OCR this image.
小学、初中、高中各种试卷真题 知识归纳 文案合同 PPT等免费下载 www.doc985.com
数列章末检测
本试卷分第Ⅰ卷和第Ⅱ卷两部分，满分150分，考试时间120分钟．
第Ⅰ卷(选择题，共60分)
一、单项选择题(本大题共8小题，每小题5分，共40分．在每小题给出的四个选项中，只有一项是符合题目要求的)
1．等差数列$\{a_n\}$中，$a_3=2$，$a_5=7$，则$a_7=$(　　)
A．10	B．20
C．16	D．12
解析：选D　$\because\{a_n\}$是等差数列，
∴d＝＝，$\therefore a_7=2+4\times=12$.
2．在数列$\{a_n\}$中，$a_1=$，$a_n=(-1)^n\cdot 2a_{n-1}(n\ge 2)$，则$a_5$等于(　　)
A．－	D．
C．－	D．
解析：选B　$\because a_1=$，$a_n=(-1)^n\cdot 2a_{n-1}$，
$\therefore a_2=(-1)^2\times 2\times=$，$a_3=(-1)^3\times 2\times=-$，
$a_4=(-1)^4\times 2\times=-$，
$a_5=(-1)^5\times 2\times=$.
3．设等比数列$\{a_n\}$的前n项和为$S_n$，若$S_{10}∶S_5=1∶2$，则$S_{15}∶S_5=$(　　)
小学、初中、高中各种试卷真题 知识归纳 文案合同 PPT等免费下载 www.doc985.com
_ _ _ _ _
▸ What to do: Gather up the lines that contain the word "times".

▸ Solution for this task:
∴d＝＝，$\therefore a_7=2+4\times=12$.
$\therefore a_2=(-1)^2\times 2\times=$，$a_3=(-1)^3\times 2\times=-$，
$a_4=(-1)^4\times 2\times=-$，
$a_5=(-1)^5\times 2\times=$.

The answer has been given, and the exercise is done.